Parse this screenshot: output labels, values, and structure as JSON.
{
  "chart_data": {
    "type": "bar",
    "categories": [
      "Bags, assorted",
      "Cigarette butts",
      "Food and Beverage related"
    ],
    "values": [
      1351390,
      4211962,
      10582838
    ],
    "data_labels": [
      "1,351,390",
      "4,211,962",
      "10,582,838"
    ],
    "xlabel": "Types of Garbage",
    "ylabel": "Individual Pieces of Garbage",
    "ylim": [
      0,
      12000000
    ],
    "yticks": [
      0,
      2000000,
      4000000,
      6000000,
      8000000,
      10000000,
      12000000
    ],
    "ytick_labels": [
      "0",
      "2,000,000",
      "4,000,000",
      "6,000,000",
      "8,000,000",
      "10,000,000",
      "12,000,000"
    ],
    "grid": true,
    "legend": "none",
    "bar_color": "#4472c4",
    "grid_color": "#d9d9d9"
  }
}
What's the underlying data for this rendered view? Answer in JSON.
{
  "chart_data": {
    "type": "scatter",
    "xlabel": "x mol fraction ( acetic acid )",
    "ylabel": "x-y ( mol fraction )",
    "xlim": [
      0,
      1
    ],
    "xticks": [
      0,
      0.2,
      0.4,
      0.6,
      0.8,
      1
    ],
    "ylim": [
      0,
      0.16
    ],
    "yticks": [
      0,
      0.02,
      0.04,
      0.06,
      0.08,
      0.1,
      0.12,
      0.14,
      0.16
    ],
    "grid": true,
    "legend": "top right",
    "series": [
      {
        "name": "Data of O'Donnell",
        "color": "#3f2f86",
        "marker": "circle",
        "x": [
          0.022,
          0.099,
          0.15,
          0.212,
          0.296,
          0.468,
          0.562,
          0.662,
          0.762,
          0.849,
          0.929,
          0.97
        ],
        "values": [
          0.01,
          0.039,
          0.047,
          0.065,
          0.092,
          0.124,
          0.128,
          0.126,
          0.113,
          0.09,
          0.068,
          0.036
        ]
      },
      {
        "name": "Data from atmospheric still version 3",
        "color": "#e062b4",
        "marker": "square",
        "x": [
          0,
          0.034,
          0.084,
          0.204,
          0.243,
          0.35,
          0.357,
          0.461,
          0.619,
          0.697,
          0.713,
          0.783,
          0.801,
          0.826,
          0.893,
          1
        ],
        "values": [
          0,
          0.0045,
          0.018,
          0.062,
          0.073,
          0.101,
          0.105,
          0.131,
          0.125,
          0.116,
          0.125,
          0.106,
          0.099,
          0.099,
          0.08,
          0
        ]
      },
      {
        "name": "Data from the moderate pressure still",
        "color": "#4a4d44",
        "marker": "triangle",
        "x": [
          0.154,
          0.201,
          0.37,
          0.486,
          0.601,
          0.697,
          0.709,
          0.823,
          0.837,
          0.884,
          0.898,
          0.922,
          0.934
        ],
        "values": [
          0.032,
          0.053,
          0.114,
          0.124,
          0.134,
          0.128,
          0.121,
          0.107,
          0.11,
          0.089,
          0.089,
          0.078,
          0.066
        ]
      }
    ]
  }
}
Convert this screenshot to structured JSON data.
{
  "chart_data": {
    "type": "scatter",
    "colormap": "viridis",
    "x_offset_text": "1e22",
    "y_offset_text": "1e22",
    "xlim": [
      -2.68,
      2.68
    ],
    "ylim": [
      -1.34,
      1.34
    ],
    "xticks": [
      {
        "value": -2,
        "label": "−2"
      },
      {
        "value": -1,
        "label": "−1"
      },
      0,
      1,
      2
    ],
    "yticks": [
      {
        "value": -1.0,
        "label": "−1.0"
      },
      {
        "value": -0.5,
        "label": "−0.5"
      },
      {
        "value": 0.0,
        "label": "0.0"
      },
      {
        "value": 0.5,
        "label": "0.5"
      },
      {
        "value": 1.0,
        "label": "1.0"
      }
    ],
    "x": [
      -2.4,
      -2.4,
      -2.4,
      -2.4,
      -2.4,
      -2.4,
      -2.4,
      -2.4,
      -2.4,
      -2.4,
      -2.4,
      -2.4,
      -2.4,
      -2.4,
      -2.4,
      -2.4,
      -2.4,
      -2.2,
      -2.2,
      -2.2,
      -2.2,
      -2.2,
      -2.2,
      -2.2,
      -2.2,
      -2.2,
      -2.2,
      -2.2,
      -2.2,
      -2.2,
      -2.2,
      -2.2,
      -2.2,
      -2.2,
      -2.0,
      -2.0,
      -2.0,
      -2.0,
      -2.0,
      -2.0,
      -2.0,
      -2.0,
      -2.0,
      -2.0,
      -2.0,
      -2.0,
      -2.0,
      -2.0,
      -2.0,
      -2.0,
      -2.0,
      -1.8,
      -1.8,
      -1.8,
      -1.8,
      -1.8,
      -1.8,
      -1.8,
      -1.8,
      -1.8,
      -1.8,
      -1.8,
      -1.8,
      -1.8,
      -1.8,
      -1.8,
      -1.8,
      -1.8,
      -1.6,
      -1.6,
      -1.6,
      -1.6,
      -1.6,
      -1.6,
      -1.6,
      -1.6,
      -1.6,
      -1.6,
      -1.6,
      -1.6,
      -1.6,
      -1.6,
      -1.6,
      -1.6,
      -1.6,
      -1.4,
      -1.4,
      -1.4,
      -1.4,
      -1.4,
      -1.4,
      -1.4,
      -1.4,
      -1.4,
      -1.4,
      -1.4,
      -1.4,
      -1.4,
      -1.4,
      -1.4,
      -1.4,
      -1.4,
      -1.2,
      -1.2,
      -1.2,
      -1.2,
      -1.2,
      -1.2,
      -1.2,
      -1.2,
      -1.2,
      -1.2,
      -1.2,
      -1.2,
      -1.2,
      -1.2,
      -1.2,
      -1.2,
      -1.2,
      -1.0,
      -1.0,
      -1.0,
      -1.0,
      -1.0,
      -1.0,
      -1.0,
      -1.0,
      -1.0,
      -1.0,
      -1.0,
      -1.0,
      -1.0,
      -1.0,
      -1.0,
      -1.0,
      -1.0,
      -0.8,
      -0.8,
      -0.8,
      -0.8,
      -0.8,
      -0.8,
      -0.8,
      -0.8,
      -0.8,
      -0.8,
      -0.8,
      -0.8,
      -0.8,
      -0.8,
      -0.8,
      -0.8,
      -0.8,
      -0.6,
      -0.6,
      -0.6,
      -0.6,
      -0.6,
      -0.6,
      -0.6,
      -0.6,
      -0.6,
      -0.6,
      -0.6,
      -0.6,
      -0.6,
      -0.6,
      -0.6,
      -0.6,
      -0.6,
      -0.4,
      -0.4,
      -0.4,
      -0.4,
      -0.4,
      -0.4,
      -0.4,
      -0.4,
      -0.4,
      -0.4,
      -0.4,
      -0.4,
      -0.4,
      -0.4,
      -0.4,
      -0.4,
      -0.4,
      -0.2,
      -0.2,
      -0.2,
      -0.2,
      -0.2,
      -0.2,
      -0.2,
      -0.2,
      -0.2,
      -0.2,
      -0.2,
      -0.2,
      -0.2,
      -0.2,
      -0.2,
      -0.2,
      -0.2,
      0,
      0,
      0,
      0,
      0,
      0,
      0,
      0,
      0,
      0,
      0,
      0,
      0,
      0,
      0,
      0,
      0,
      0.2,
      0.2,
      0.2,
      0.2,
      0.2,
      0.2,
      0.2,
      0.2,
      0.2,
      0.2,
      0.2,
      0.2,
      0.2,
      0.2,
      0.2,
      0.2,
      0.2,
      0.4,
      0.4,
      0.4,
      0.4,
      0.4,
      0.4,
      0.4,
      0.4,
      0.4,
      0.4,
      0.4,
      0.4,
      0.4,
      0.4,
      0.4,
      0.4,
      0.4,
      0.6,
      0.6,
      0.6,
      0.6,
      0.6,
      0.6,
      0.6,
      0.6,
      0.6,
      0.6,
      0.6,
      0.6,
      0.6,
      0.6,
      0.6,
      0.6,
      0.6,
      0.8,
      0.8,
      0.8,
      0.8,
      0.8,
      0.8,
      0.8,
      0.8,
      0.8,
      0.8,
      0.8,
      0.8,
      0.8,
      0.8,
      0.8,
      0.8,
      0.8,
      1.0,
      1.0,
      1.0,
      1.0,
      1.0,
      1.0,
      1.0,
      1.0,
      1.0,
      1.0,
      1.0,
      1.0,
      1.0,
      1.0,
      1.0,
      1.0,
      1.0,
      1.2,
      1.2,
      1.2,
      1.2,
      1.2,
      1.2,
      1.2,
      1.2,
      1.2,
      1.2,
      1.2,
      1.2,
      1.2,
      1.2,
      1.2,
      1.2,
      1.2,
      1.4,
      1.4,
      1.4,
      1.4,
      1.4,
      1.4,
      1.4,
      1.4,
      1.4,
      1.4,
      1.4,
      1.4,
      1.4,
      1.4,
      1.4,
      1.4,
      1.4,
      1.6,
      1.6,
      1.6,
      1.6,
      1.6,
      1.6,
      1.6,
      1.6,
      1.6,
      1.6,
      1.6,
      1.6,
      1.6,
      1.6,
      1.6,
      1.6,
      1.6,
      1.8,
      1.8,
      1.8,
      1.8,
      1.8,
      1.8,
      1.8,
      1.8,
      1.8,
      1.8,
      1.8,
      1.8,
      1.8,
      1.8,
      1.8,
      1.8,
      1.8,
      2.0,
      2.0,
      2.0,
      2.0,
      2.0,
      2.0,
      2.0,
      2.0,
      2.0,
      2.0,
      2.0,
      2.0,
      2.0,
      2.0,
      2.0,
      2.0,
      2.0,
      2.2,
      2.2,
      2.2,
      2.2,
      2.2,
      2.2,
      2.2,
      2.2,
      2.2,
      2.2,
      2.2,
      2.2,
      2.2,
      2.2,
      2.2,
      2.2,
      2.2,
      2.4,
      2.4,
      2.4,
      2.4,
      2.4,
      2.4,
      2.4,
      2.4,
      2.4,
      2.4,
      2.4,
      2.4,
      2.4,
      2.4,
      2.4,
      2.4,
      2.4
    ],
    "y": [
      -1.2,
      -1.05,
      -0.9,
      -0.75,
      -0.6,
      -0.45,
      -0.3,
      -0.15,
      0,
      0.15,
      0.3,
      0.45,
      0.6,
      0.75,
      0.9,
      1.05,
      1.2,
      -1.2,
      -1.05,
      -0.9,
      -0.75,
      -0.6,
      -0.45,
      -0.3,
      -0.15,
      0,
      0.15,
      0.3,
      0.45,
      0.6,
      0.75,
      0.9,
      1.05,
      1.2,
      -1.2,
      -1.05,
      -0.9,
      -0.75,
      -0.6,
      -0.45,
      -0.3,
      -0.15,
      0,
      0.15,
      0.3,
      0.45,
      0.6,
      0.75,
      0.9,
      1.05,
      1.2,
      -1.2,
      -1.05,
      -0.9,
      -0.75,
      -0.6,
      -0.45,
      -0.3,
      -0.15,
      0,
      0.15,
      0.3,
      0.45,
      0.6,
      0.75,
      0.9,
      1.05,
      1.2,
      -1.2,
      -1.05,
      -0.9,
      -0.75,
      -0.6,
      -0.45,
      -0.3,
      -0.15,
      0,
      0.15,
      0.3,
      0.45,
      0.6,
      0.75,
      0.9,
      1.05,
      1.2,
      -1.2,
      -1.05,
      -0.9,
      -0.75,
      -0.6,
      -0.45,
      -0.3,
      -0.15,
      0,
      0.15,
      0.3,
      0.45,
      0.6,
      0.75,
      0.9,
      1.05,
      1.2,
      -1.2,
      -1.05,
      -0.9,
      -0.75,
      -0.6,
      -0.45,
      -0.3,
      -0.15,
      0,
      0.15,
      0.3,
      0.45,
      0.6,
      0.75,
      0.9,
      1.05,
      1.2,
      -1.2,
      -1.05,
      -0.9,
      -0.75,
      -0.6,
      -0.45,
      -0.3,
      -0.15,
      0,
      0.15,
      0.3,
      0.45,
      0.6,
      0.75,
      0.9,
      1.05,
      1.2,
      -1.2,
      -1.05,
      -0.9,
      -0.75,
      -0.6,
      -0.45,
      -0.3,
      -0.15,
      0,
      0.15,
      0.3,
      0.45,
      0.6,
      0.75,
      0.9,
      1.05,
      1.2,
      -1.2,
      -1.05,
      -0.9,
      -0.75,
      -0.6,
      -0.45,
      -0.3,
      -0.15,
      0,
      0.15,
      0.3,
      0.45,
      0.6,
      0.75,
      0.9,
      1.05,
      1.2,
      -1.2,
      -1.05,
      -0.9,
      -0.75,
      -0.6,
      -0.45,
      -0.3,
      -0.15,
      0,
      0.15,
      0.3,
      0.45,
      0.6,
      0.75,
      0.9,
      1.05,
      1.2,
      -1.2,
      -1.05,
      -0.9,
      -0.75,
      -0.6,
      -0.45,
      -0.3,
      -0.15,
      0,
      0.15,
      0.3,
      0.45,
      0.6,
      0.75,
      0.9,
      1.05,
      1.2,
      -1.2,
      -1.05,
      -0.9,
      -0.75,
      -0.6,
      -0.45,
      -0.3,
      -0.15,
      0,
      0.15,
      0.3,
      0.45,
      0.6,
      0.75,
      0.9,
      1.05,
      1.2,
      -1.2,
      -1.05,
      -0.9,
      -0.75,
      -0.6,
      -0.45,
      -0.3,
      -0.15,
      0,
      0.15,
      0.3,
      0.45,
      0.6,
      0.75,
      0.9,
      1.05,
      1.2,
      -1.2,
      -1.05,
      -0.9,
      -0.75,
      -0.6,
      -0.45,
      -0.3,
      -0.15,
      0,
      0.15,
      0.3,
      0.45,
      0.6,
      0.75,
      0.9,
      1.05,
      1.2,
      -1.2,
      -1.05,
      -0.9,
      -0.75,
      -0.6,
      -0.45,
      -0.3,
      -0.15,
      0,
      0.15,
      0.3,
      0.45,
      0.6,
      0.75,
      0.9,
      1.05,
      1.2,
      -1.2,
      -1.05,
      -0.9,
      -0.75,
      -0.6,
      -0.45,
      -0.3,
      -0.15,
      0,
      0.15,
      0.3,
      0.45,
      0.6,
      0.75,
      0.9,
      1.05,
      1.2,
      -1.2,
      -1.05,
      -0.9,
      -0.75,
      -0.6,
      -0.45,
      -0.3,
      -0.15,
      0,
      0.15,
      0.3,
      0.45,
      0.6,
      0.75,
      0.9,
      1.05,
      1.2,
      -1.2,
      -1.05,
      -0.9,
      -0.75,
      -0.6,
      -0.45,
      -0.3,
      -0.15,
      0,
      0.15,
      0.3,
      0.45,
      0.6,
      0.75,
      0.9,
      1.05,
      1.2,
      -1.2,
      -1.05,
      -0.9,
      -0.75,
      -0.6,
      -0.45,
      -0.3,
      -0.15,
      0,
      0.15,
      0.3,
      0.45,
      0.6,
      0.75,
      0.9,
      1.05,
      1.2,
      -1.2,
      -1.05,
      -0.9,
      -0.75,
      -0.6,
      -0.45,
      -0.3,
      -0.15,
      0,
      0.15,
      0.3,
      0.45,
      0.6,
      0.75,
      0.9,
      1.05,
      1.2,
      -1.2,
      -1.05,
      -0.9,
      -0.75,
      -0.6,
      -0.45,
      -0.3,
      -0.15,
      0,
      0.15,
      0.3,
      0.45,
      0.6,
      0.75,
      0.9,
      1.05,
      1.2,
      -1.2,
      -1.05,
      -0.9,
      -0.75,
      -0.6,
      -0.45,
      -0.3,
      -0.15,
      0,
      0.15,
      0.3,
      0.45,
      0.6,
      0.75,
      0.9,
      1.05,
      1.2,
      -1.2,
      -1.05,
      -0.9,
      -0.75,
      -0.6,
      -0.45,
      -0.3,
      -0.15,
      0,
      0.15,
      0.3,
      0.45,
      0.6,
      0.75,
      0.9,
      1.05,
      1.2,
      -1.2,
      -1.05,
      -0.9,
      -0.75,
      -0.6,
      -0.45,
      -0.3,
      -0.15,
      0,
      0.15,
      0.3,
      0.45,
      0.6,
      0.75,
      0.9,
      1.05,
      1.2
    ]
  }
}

- - - - -

• The task: Scan the material above for the string "from" and report each line where you find it.

• Result:
        "name": "Data from atmospheric still version 3",
        "name": "Data from the moderate pressure still",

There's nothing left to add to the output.